■ Task requirements: Every record should be written out exactly, with the pictures left out.

>> begin

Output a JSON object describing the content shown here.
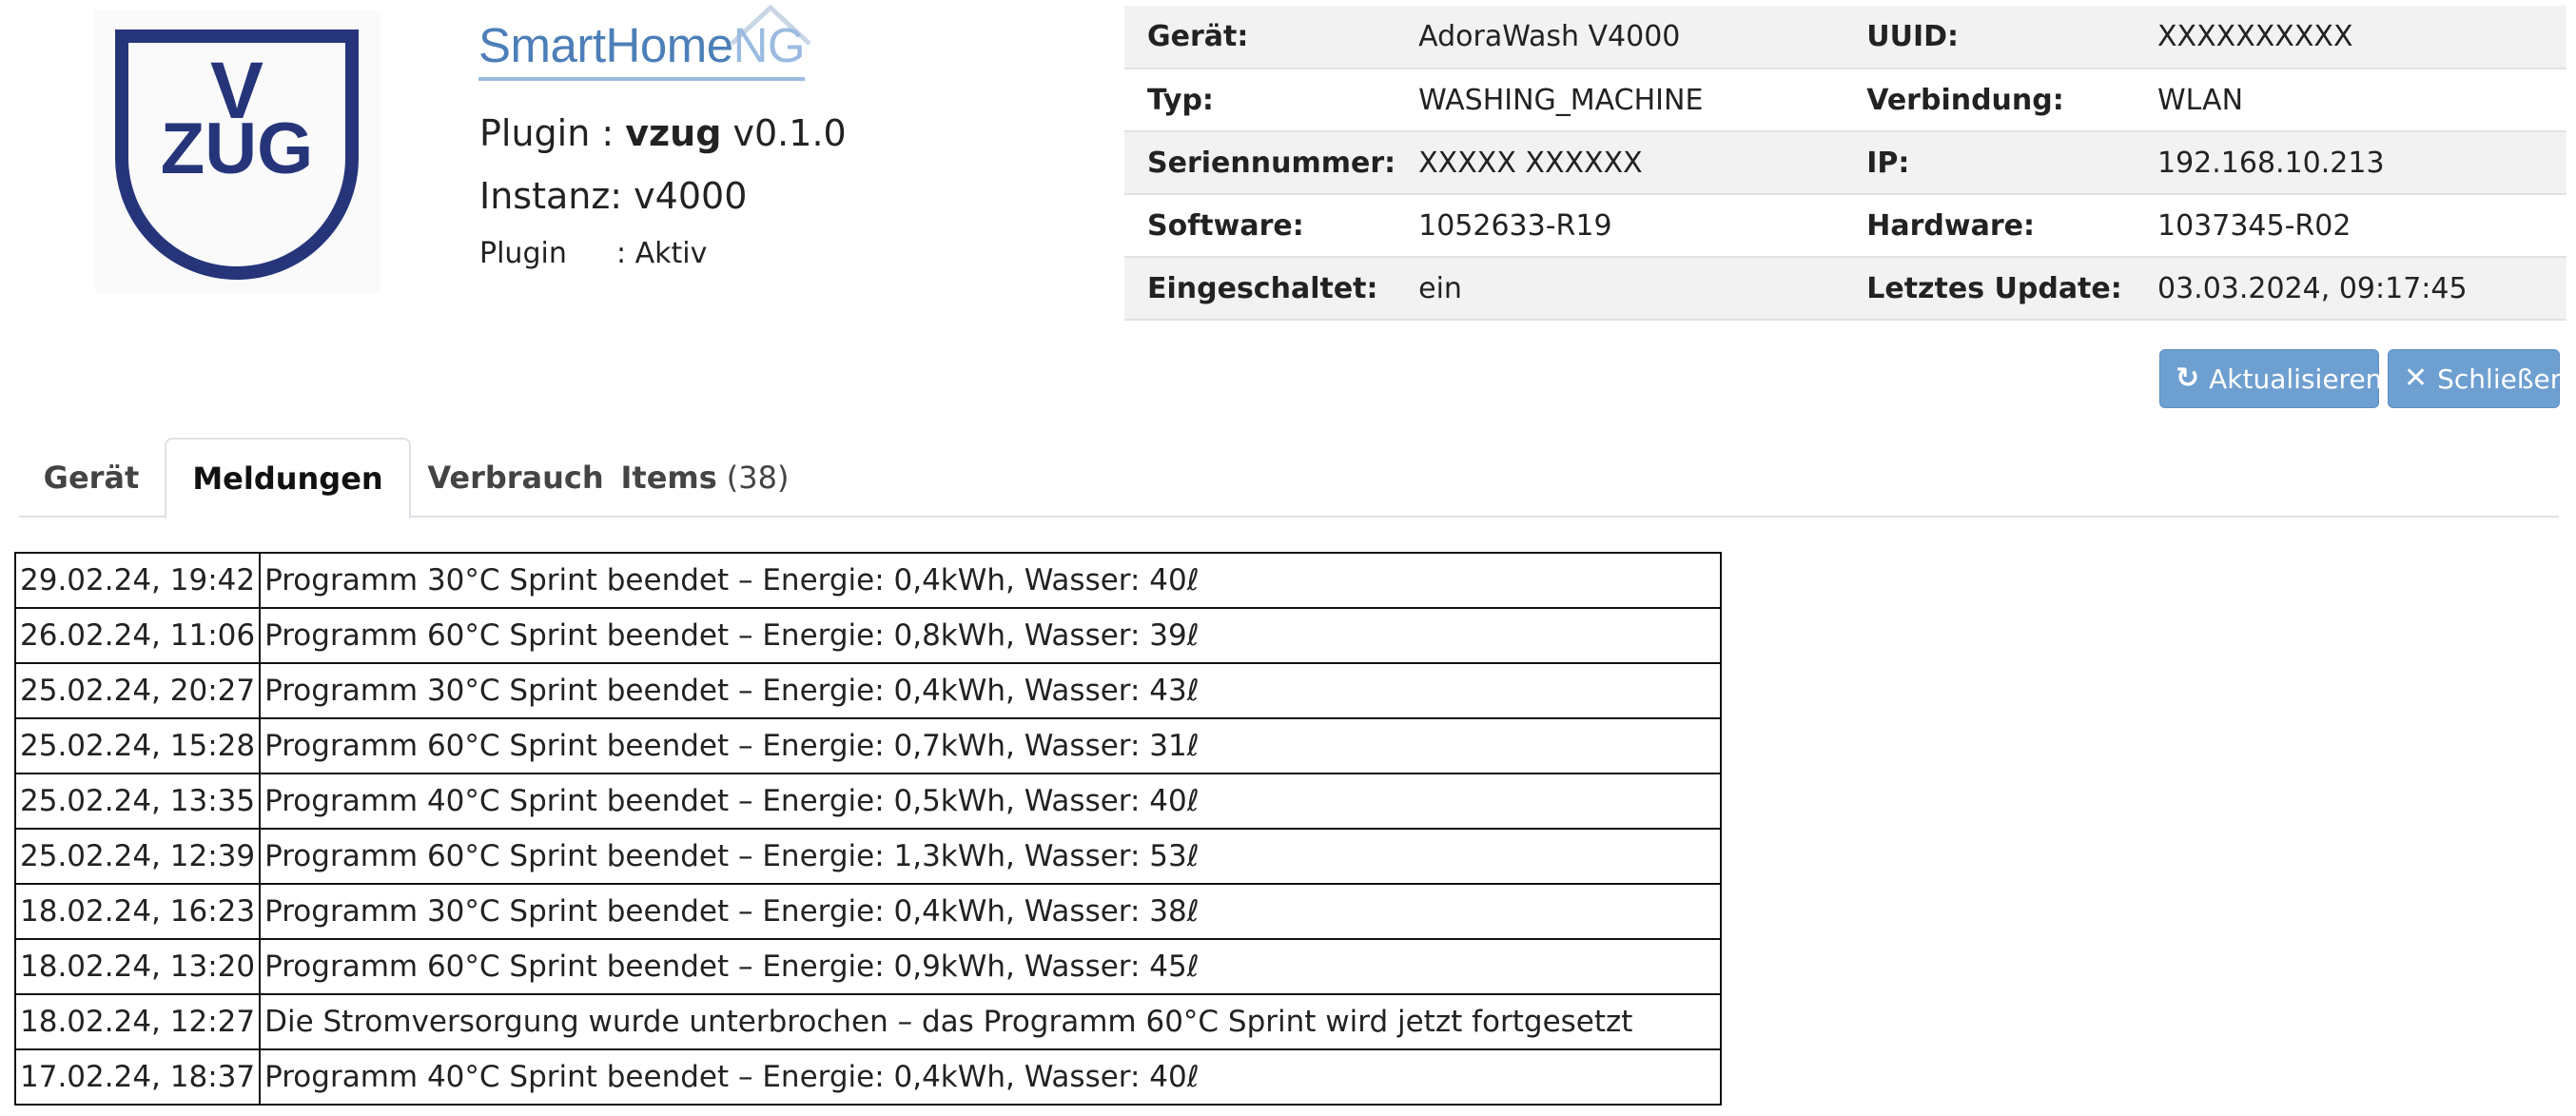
{
  "logo": {
    "brand": "V-ZUG",
    "line1": "V",
    "line2": "ZUG",
    "color": "#26357a"
  },
  "header": {
    "brand_main": "SmartHome",
    "brand_suffix": "NG",
    "plugin_prefix": "Plugin : ",
    "plugin_name": "vzug",
    "plugin_version": " v0.1.0",
    "instance": "Instanz: v4000",
    "status_label": "Plugin",
    "status_value": ": Aktiv"
  },
  "info": {
    "rows": [
      {
        "k1": "Gerät:",
        "v1": "AdoraWash V4000",
        "k2": "UUID:",
        "v2": "XXXXXXXXXX"
      },
      {
        "k1": "Typ:",
        "v1": "WASHING_MACHINE",
        "k2": "Verbindung:",
        "v2": "WLAN"
      },
      {
        "k1": "Seriennummer:",
        "v1": "XXXXX XXXXXX",
        "k2": "IP:",
        "v2": "192.168.10.213"
      },
      {
        "k1": "Software:",
        "v1": "1052633-R19",
        "k2": "Hardware:",
        "v2": "1037345-R02"
      },
      {
        "k1": "Eingeschaltet:",
        "v1": "ein",
        "k2": "Letztes Update:",
        "v2": "03.03.2024, 09:17:45"
      }
    ]
  },
  "buttons": {
    "refresh": {
      "label": "Aktualisieren",
      "icon": "refresh-icon"
    },
    "close": {
      "label": "Schließen",
      "icon": "close-icon"
    },
    "color": "#6e9fd1"
  },
  "tabs": [
    {
      "label": "Gerät",
      "count": ""
    },
    {
      "label": "Meldungen",
      "count": ""
    },
    {
      "label": "Verbrauch",
      "count": ""
    },
    {
      "label": "Items",
      "count": "(38)"
    }
  ],
  "active_tab": "Meldungen",
  "messages": [
    {
      "time": "29.02.24, 19:42",
      "text": "Programm 30°C Sprint beendet – Energie: 0,4kWh, Wasser: 40ℓ"
    },
    {
      "time": "26.02.24, 11:06",
      "text": "Programm 60°C Sprint beendet – Energie: 0,8kWh, Wasser: 39ℓ"
    },
    {
      "time": "25.02.24, 20:27",
      "text": "Programm 30°C Sprint beendet – Energie: 0,4kWh, Wasser: 43ℓ"
    },
    {
      "time": "25.02.24, 15:28",
      "text": "Programm 60°C Sprint beendet – Energie: 0,7kWh, Wasser: 31ℓ"
    },
    {
      "time": "25.02.24, 13:35",
      "text": "Programm 40°C Sprint beendet – Energie: 0,5kWh, Wasser: 40ℓ"
    },
    {
      "time": "25.02.24, 12:39",
      "text": "Programm 60°C Sprint beendet – Energie: 1,3kWh, Wasser: 53ℓ"
    },
    {
      "time": "18.02.24, 16:23",
      "text": "Programm 30°C Sprint beendet – Energie: 0,4kWh, Wasser: 38ℓ"
    },
    {
      "time": "18.02.24, 13:20",
      "text": "Programm 60°C Sprint beendet – Energie: 0,9kWh, Wasser: 45ℓ"
    },
    {
      "time": "18.02.24, 12:27",
      "text": "Die Stromversorgung wurde unterbrochen – das Programm 60°C Sprint wird jetzt fortgesetzt"
    },
    {
      "time": "17.02.24, 18:37",
      "text": "Programm 40°C Sprint beendet – Energie: 0,4kWh, Wasser: 40ℓ"
    }
  ]
}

>> end

■ The answer:
Output a JSON object describing the content shown here.
{
  "logo": {
    "brand": "V-ZUG",
    "line1": "V",
    "line2": "ZUG",
    "color": "#26357a"
  },
  "header": {
    "brand_main": "SmartHome",
    "brand_suffix": "NG",
    "plugin_prefix": "Plugin : ",
    "plugin_name": "vzug",
    "plugin_version": " v0.1.0",
    "instance": "Instanz: v4000",
    "status_label": "Plugin",
    "status_value": ": Aktiv"
  },
  "info": {
    "rows": [
      {
        "k1": "Gerät:",
        "v1": "AdoraWash V4000",
        "k2": "UUID:",
        "v2": "XXXXXXXXXX"
      },
      {
        "k1": "Typ:",
        "v1": "WASHING_MACHINE",
        "k2": "Verbindung:",
        "v2": "WLAN"
      },
      {
        "k1": "Seriennummer:",
        "v1": "XXXXX XXXXXX",
        "k2": "IP:",
        "v2": "192.168.10.213"
      },
      {
        "k1": "Software:",
        "v1": "1052633-R19",
        "k2": "Hardware:",
        "v2": "1037345-R02"
      },
      {
        "k1": "Eingeschaltet:",
        "v1": "ein",
        "k2": "Letztes Update:",
        "v2": "03.03.2024, 09:17:45"
      }
    ]
  },
  "buttons": {
    "refresh": {
      "label": "Aktualisieren",
      "icon": "refresh-icon"
    },
    "close": {
      "label": "Schließen",
      "icon": "close-icon"
    },
    "color": "#6e9fd1"
  },
  "tabs": [
    {
      "label": "Gerät",
      "count": ""
    },
    {
      "label": "Meldungen",
      "count": ""
    },
    {
      "label": "Verbrauch",
      "count": ""
    },
    {
      "label": "Items",
      "count": "(38)"
    }
  ],
  "active_tab": "Meldungen",
  "messages": [
    {
      "time": "29.02.24, 19:42",
      "text": "Programm 30°C Sprint beendet – Energie: 0,4kWh, Wasser: 40ℓ"
    },
    {
      "time": "26.02.24, 11:06",
      "text": "Programm 60°C Sprint beendet – Energie: 0,8kWh, Wasser: 39ℓ"
    },
    {
      "time": "25.02.24, 20:27",
      "text": "Programm 30°C Sprint beendet – Energie: 0,4kWh, Wasser: 43ℓ"
    },
    {
      "time": "25.02.24, 15:28",
      "text": "Programm 60°C Sprint beendet – Energie: 0,7kWh, Wasser: 31ℓ"
    },
    {
      "time": "25.02.24, 13:35",
      "text": "Programm 40°C Sprint beendet – Energie: 0,5kWh, Wasser: 40ℓ"
    },
    {
      "time": "25.02.24, 12:39",
      "text": "Programm 60°C Sprint beendet – Energie: 1,3kWh, Wasser: 53ℓ"
    },
    {
      "time": "18.02.24, 16:23",
      "text": "Programm 30°C Sprint beendet – Energie: 0,4kWh, Wasser: 38ℓ"
    },
    {
      "time": "18.02.24, 13:20",
      "text": "Programm 60°C Sprint beendet – Energie: 0,9kWh, Wasser: 45ℓ"
    },
    {
      "time": "18.02.24, 12:27",
      "text": "Die Stromversorgung wurde unterbrochen – das Programm 60°C Sprint wird jetzt fortgesetzt"
    },
    {
      "time": "17.02.24, 18:37",
      "text": "Programm 40°C Sprint beendet – Energie: 0,4kWh, Wasser: 40ℓ"
    }
  ]
}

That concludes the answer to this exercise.